(Extracted data entries)
______

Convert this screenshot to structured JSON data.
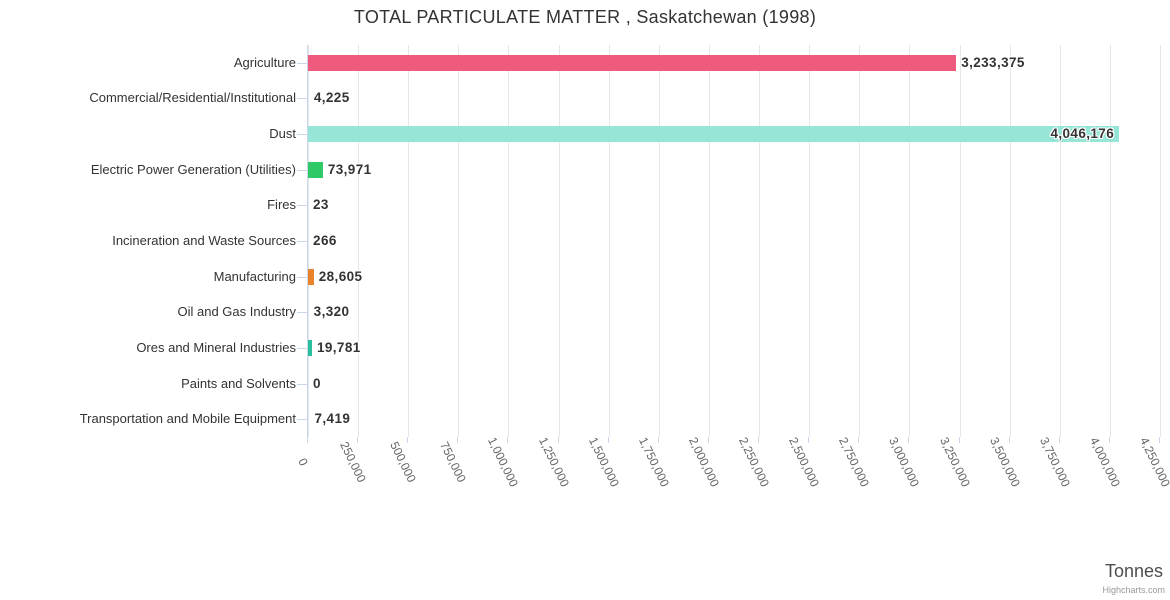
{
  "header": {
    "title": "TOTAL PARTICULATE MATTER , Saskatchewan (1998)"
  },
  "chart_data": {
    "type": "bar",
    "orientation": "horizontal",
    "title": "TOTAL PARTICULATE MATTER , Saskatchewan (1998)",
    "categories": [
      "Agriculture",
      "Commercial/Residential/Institutional",
      "Dust",
      "Electric Power Generation (Utilities)",
      "Fires",
      "Incineration and Waste Sources",
      "Manufacturing",
      "Oil and Gas Industry",
      "Ores and Mineral Industries",
      "Paints and Solvents",
      "Transportation and Mobile Equipment"
    ],
    "values": [
      3233375,
      4225,
      4046176,
      73971,
      23,
      266,
      28605,
      3320,
      19781,
      0,
      7419
    ],
    "value_labels": [
      "3,233,375",
      "4,225",
      "4,046,176",
      "73,971",
      "23",
      "266",
      "28,605",
      "3,320",
      "19,781",
      "0",
      "7,419"
    ],
    "bar_colors": [
      "#ef5b7d",
      null,
      "#95e6d6",
      "#2fc968",
      null,
      null,
      "#e8832c",
      null,
      "#2bbf9e",
      null,
      null
    ],
    "label_inside_index": 2,
    "xlabel": "Tonnes",
    "legend": "none",
    "grid": true,
    "axis": {
      "min": 0,
      "max": 4250000,
      "tick_interval": 250000,
      "tick_labels": [
        "0",
        "250,000",
        "500,000",
        "750,000",
        "1,000,000",
        "1,250,000",
        "1,500,000",
        "1,750,000",
        "2,000,000",
        "2,250,000",
        "2,500,000",
        "2,750,000",
        "3,000,000",
        "3,250,000",
        "3,500,000",
        "3,750,000",
        "4,000,000",
        "4,250,000"
      ]
    },
    "credits": "Highcharts.com",
    "colors": {
      "grid_line": "#e6e6e6",
      "axis_line": "#ccd6eb",
      "title_text": "#333333",
      "category_text": "#333333",
      "tick_text": "#666666",
      "data_label_text": "#333333",
      "axis_title_text": "#4d4d4d",
      "credits_text": "#999999"
    }
  }
}
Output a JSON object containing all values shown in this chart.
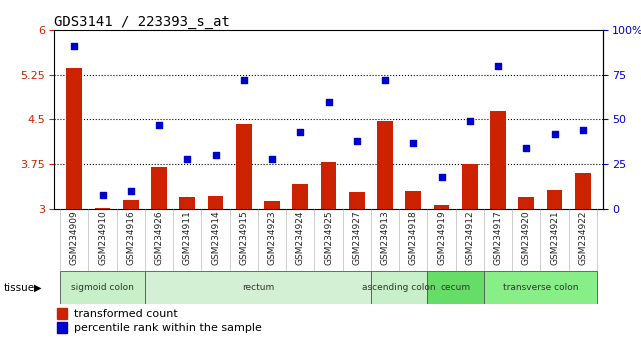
{
  "title": "GDS3141 / 223393_s_at",
  "samples": [
    "GSM234909",
    "GSM234910",
    "GSM234916",
    "GSM234926",
    "GSM234911",
    "GSM234914",
    "GSM234915",
    "GSM234923",
    "GSM234924",
    "GSM234925",
    "GSM234927",
    "GSM234913",
    "GSM234918",
    "GSM234919",
    "GSM234912",
    "GSM234917",
    "GSM234920",
    "GSM234921",
    "GSM234922"
  ],
  "transformed_count": [
    5.37,
    3.02,
    3.15,
    3.7,
    3.2,
    3.22,
    4.43,
    3.13,
    3.42,
    3.78,
    3.28,
    4.47,
    3.3,
    3.06,
    3.75,
    4.65,
    3.2,
    3.32,
    3.6
  ],
  "percentile_rank": [
    91,
    8,
    10,
    47,
    28,
    30,
    72,
    28,
    43,
    60,
    38,
    72,
    37,
    18,
    49,
    80,
    34,
    42,
    44
  ],
  "ylim_left": [
    3.0,
    6.0
  ],
  "ylim_right": [
    0,
    100
  ],
  "yticks_left": [
    3.0,
    3.75,
    4.5,
    5.25,
    6.0
  ],
  "yticks_right": [
    0,
    25,
    50,
    75,
    100
  ],
  "ytick_labels_left": [
    "3",
    "3.75",
    "4.5",
    "5.25",
    "6"
  ],
  "ytick_labels_right": [
    "0",
    "25",
    "50",
    "75",
    "100%"
  ],
  "hlines": [
    3.75,
    4.5,
    5.25
  ],
  "tissue_groups": [
    {
      "label": "sigmoid colon",
      "start": 0,
      "end": 3,
      "color": "#c8f0c8"
    },
    {
      "label": "rectum",
      "start": 3,
      "end": 11,
      "color": "#d4f0d4"
    },
    {
      "label": "ascending colon",
      "start": 11,
      "end": 13,
      "color": "#c8f0c8"
    },
    {
      "label": "cecum",
      "start": 13,
      "end": 15,
      "color": "#66dd66"
    },
    {
      "label": "transverse colon",
      "start": 15,
      "end": 19,
      "color": "#88ee88"
    }
  ],
  "bar_color": "#cc2200",
  "scatter_color": "#0000cc",
  "bar_width": 0.55,
  "bg_color": "#ffffff",
  "plot_bg": "#ffffff",
  "tick_label_color_left": "#cc2200",
  "tick_label_color_right": "#0000cc",
  "tissue_label": "tissue",
  "xticklabel_bg": "#d8d8d8"
}
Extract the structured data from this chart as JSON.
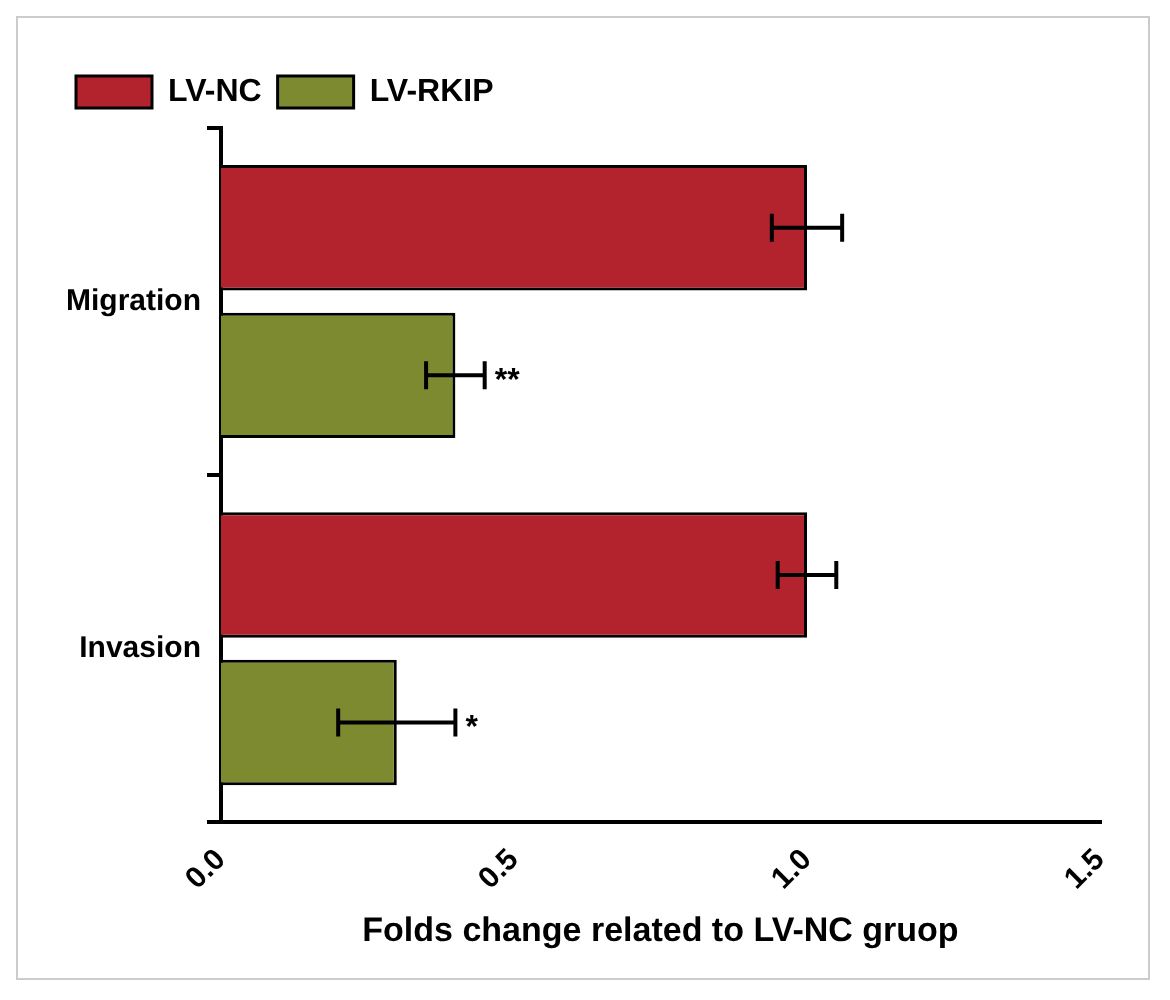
{
  "chart_data": {
    "type": "bar",
    "orientation": "horizontal",
    "xlabel": "Folds change related to LV-NC gruop",
    "categories": [
      "Migration",
      "Invasion"
    ],
    "series": [
      {
        "name": "LV-NC",
        "color": "#b3232e",
        "values": [
          1.0,
          1.0
        ],
        "errors": [
          0.06,
          0.05
        ]
      },
      {
        "name": "LV-RKIP",
        "color": "#7e8a2f",
        "values": [
          0.4,
          0.3
        ],
        "errors": [
          0.05,
          0.1
        ]
      }
    ],
    "xlim": [
      0,
      1.5
    ],
    "xticks": [
      {
        "value": 0,
        "label": "0.0"
      },
      {
        "value": 0.5,
        "label": "0.5"
      },
      {
        "value": 1,
        "label": "1.0"
      },
      {
        "value": 1.5,
        "label": "1.5"
      }
    ],
    "grid": false,
    "legend": "top left",
    "annotations": [
      "**",
      "*"
    ]
  }
}
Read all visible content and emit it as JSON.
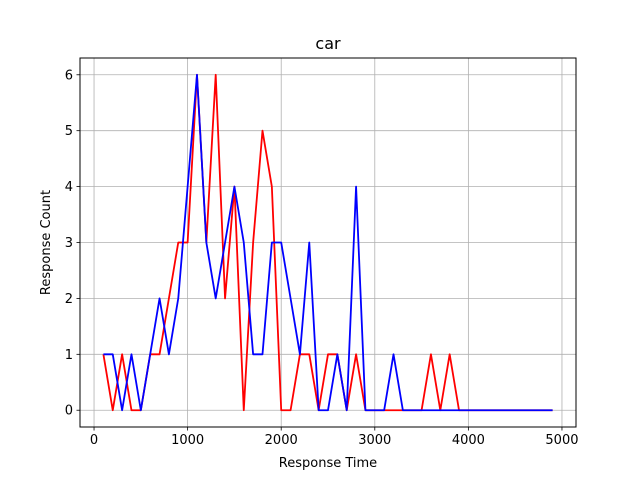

______

* _REQUEST_:
Reproduce the material above in full, exactly, with no images.

* _OUTPUT OF THE EXERCISE_:
Convert this screenshot to structured JSON data.
{
  "header": {
    "title": "TOTAL PARTICULATE MATTER , Saskatchewan (1998)"
  },
  "chart_data": {
    "type": "bar",
    "orientation": "horizontal",
    "title": "TOTAL PARTICULATE MATTER , Saskatchewan (1998)",
    "categories": [
      "Agriculture",
      "Commercial/Residential/Institutional",
      "Dust",
      "Electric Power Generation (Utilities)",
      "Fires",
      "Incineration and Waste Sources",
      "Manufacturing",
      "Oil and Gas Industry",
      "Ores and Mineral Industries",
      "Paints and Solvents",
      "Transportation and Mobile Equipment"
    ],
    "values": [
      3233375,
      4225,
      4046176,
      73971,
      23,
      266,
      28605,
      3320,
      19781,
      0,
      7419
    ],
    "value_labels": [
      "3,233,375",
      "4,225",
      "4,046,176",
      "73,971",
      "23",
      "266",
      "28,605",
      "3,320",
      "19,781",
      "0",
      "7,419"
    ],
    "bar_colors": [
      "#ef5b7d",
      null,
      "#95e6d6",
      "#2fc968",
      null,
      null,
      "#e8832c",
      null,
      "#2bbf9e",
      null,
      null
    ],
    "label_inside_index": 2,
    "xlabel": "Tonnes",
    "legend": "none",
    "grid": true,
    "axis": {
      "min": 0,
      "max": 4250000,
      "tick_interval": 250000,
      "tick_labels": [
        "0",
        "250,000",
        "500,000",
        "750,000",
        "1,000,000",
        "1,250,000",
        "1,500,000",
        "1,750,000",
        "2,000,000",
        "2,250,000",
        "2,500,000",
        "2,750,000",
        "3,000,000",
        "3,250,000",
        "3,500,000",
        "3,750,000",
        "4,000,000",
        "4,250,000"
      ]
    },
    "credits": "Highcharts.com",
    "colors": {
      "grid_line": "#e6e6e6",
      "axis_line": "#ccd6eb",
      "title_text": "#333333",
      "category_text": "#333333",
      "tick_text": "#666666",
      "data_label_text": "#333333",
      "axis_title_text": "#4d4d4d",
      "credits_text": "#999999"
    }
  }
}
Output a JSON object containing all values shown in this chart.
{
  "title": "GDS3141 / 223393_s_at",
  "samples": [
    "GSM234909",
    "GSM234910",
    "GSM234916",
    "GSM234926",
    "GSM234911",
    "GSM234914",
    "GSM234915",
    "GSM234923",
    "GSM234924",
    "GSM234925",
    "GSM234927",
    "GSM234913",
    "GSM234918",
    "GSM234919",
    "GSM234912",
    "GSM234917",
    "GSM234920",
    "GSM234921",
    "GSM234922"
  ],
  "transformed_count": [
    5.37,
    3.02,
    3.15,
    3.7,
    3.2,
    3.22,
    4.43,
    3.13,
    3.42,
    3.78,
    3.28,
    4.47,
    3.3,
    3.06,
    3.75,
    4.65,
    3.2,
    3.32,
    3.6
  ],
  "percentile_rank": [
    91,
    8,
    10,
    47,
    28,
    30,
    72,
    28,
    43,
    60,
    38,
    72,
    37,
    18,
    49,
    80,
    34,
    42,
    44
  ],
  "ylim_left": [
    3.0,
    6.0
  ],
  "ylim_right": [
    0,
    100
  ],
  "yticks_left": [
    3.0,
    3.75,
    4.5,
    5.25,
    6.0
  ],
  "yticks_right": [
    0,
    25,
    50,
    75,
    100
  ],
  "ytick_labels_left": [
    "3",
    "3.75",
    "4.5",
    "5.25",
    "6"
  ],
  "ytick_labels_right": [
    "0",
    "25",
    "50",
    "75",
    "100%"
  ],
  "hlines": [
    3.75,
    4.5,
    5.25
  ],
  "tissue_groups": [
    {
      "label": "sigmoid colon",
      "start": 0,
      "end": 3,
      "color": "#c8f0c8"
    },
    {
      "label": "rectum",
      "start": 3,
      "end": 11,
      "color": "#d4f0d4"
    },
    {
      "label": "ascending colon",
      "start": 11,
      "end": 13,
      "color": "#c8f0c8"
    },
    {
      "label": "cecum",
      "start": 13,
      "end": 15,
      "color": "#66dd66"
    },
    {
      "label": "transverse colon",
      "start": 15,
      "end": 19,
      "color": "#88ee88"
    }
  ],
  "bar_color": "#cc2200",
  "scatter_color": "#0000cc",
  "bar_width": 0.55,
  "bg_color": "#ffffff",
  "plot_bg": "#ffffff",
  "tick_label_color_left": "#cc2200",
  "tick_label_color_right": "#0000cc",
  "tissue_label": "tissue",
  "xticklabel_bg": "#d8d8d8"
}
Extract the structured data from this chart as JSON.
{
  "chart_data": {
    "type": "bar",
    "orientation": "horizontal",
    "xlabel": "Folds change related to LV-NC gruop",
    "categories": [
      "Migration",
      "Invasion"
    ],
    "series": [
      {
        "name": "LV-NC",
        "color": "#b3232e",
        "values": [
          1.0,
          1.0
        ],
        "errors": [
          0.06,
          0.05
        ]
      },
      {
        "name": "LV-RKIP",
        "color": "#7e8a2f",
        "values": [
          0.4,
          0.3
        ],
        "errors": [
          0.05,
          0.1
        ]
      }
    ],
    "xlim": [
      0,
      1.5
    ],
    "xticks": [
      {
        "value": 0,
        "label": "0.0"
      },
      {
        "value": 0.5,
        "label": "0.5"
      },
      {
        "value": 1,
        "label": "1.0"
      },
      {
        "value": 1.5,
        "label": "1.5"
      }
    ],
    "grid": false,
    "legend": "top left",
    "annotations": [
      "**",
      "*"
    ]
  }
}
Read all visible content and emit it as JSON.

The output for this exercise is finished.